# Dataset

────────────────

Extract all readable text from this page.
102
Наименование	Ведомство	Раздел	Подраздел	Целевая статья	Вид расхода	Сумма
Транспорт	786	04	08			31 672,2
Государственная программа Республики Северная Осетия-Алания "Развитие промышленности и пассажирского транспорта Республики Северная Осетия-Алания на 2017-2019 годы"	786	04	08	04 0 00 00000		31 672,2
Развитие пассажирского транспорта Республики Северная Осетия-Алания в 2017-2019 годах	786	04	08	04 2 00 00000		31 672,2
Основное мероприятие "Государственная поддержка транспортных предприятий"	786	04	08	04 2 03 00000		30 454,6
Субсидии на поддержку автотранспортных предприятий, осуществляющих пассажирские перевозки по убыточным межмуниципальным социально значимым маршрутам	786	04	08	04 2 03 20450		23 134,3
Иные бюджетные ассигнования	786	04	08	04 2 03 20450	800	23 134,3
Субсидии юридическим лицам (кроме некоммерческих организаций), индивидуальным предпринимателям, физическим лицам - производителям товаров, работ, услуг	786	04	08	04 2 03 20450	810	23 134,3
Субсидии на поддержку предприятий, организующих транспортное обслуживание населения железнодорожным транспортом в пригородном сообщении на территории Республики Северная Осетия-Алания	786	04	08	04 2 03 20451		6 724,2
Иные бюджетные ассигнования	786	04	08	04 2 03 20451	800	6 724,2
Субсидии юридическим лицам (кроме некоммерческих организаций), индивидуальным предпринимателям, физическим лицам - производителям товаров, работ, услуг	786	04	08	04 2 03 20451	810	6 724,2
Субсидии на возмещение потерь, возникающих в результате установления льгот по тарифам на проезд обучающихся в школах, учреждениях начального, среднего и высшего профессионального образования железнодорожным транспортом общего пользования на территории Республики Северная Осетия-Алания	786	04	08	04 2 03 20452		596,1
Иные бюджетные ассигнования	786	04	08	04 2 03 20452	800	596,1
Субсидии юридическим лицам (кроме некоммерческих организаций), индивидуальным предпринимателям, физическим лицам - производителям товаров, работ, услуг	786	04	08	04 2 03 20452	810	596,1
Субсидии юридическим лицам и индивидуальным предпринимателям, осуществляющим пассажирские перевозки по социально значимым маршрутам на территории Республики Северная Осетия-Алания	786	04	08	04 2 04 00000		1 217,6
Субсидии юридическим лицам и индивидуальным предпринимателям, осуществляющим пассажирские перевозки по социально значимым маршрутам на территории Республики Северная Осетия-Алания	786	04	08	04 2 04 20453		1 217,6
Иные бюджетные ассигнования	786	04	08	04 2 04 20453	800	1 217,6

────────────────

# Task brief
Each line of the material above must be retyped precisely.

# The response
Extract all readable text from this page.
102
Наименование	Ведомство	Раздел	Подраздел	Целевая статья	Вид расхода	Сумма
Транспорт	786	04	08			31 672,2
Государственная программа Республики Северная Осетия-Алания "Развитие промышленности и пассажирского транспорта Республики Северная Осетия-Алания на 2017-2019 годы"	786	04	08	04 0 00 00000		31 672,2
Развитие пассажирского транспорта Республики Северная Осетия-Алания в 2017-2019 годах	786	04	08	04 2 00 00000		31 672,2
Основное мероприятие "Государственная поддержка транспортных предприятий"	786	04	08	04 2 03 00000		30 454,6
Субсидии на поддержку автотранспортных предприятий, осуществляющих пассажирские перевозки по убыточным межмуниципальным социально значимым маршрутам	786	04	08	04 2 03 20450		23 134,3
Иные бюджетные ассигнования	786	04	08	04 2 03 20450	800	23 134,3
Субсидии юридическим лицам (кроме некоммерческих организаций), индивидуальным предпринимателям, физическим лицам - производителям товаров, работ, услуг	786	04	08	04 2 03 20450	810	23 134,3
Субсидии на поддержку предприятий, организующих транспортное обслуживание населения железнодорожным транспортом в пригородном сообщении на территории Республики Северная Осетия-Алания	786	04	08	04 2 03 20451		6 724,2
Иные бюджетные ассигнования	786	04	08	04 2 03 20451	800	6 724,2
Субсидии юридическим лицам (кроме некоммерческих организаций), индивидуальным предпринимателям, физическим лицам - производителям товаров, работ, услуг	786	04	08	04 2 03 20451	810	6 724,2
Субсидии на возмещение потерь, возникающих в результате установления льгот по тарифам на проезд обучающихся в школах, учреждениях начального, среднего и высшего профессионального образования железнодорожным транспортом общего пользования на территории Республики Северная Осетия-Алания	786	04	08	04 2 03 20452		596,1
Иные бюджетные ассигнования	786	04	08	04 2 03 20452	800	596,1
Субсидии юридическим лицам (кроме некоммерческих организаций), индивидуальным предпринимателям, физическим лицам - производителям товаров, работ, услуг	786	04	08	04 2 03 20452	810	596,1
Субсидии юридическим лицам и индивидуальным предпринимателям, осуществляющим пассажирские перевозки по социально значимым маршрутам на территории Республики Северная Осетия-Алания	786	04	08	04 2 04 00000		1 217,6
Субсидии юридическим лицам и индивидуальным предпринимателям, осуществляющим пассажирские перевозки по социально значимым маршрутам на территории Республики Северная Осетия-Алания	786	04	08	04 2 04 20453		1 217,6
Иные бюджетные ассигнования	786	04	08	04 2 04 20453	800	1 217,6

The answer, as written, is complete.